- [EXERCISE]:
The entries that follow should be written out exactly.

Extracted data entries:

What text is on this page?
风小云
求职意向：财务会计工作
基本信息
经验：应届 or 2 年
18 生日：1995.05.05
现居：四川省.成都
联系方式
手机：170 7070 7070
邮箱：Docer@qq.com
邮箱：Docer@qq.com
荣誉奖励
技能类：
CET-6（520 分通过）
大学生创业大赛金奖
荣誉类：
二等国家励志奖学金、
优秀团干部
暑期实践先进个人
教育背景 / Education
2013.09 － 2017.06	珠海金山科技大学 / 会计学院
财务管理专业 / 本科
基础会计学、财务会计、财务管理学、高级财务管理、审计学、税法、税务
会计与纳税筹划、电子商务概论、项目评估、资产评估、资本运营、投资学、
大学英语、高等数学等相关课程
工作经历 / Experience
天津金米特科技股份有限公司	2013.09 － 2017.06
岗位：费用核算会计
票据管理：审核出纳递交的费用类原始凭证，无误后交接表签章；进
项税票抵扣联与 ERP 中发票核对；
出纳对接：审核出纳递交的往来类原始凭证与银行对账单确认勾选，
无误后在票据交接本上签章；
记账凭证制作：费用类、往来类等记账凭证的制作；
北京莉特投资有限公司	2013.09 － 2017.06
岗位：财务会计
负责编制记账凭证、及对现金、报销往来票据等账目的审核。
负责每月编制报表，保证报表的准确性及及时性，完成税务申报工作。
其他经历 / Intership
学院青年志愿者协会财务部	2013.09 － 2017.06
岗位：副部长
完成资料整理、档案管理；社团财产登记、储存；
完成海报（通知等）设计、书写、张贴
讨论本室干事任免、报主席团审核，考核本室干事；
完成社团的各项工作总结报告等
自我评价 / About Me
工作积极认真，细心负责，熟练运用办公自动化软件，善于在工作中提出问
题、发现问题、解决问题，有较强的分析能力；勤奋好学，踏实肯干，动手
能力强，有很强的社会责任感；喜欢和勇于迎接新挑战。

- [TASK RESULT]:
What text is on this page?
风小云
求职意向：财务会计工作
基本信息
经验：应届 or 2 年
18 生日：1995.05.05
现居：四川省.成都
联系方式
手机：170 7070 7070
邮箱：Docer@qq.com
邮箱：Docer@qq.com
荣誉奖励
技能类：
CET-6（520 分通过）
大学生创业大赛金奖
荣誉类：
二等国家励志奖学金、
优秀团干部
暑期实践先进个人
教育背景 / Education
2013.09 － 2017.06	珠海金山科技大学 / 会计学院
财务管理专业 / 本科
基础会计学、财务会计、财务管理学、高级财务管理、审计学、税法、税务
会计与纳税筹划、电子商务概论、项目评估、资产评估、资本运营、投资学、
大学英语、高等数学等相关课程
工作经历 / Experience
天津金米特科技股份有限公司	2013.09 － 2017.06
岗位：费用核算会计
票据管理：审核出纳递交的费用类原始凭证，无误后交接表签章；进
项税票抵扣联与 ERP 中发票核对；
出纳对接：审核出纳递交的往来类原始凭证与银行对账单确认勾选，
无误后在票据交接本上签章；
记账凭证制作：费用类、往来类等记账凭证的制作；
北京莉特投资有限公司	2013.09 － 2017.06
岗位：财务会计
负责编制记账凭证、及对现金、报销往来票据等账目的审核。
负责每月编制报表，保证报表的准确性及及时性，完成税务申报工作。
其他经历 / Intership
学院青年志愿者协会财务部	2013.09 － 2017.06
岗位：副部长
完成资料整理、档案管理；社团财产登记、储存；
完成海报（通知等）设计、书写、张贴
讨论本室干事任免、报主席团审核，考核本室干事；
完成社团的各项工作总结报告等
自我评价 / About Me
工作积极认真，细心负责，熟练运用办公自动化软件，善于在工作中提出问
题、发现问题、解决问题，有较强的分析能力；勤奋好学，踏实肯干，动手
能力强，有很强的社会责任感；喜欢和勇于迎接新挑战。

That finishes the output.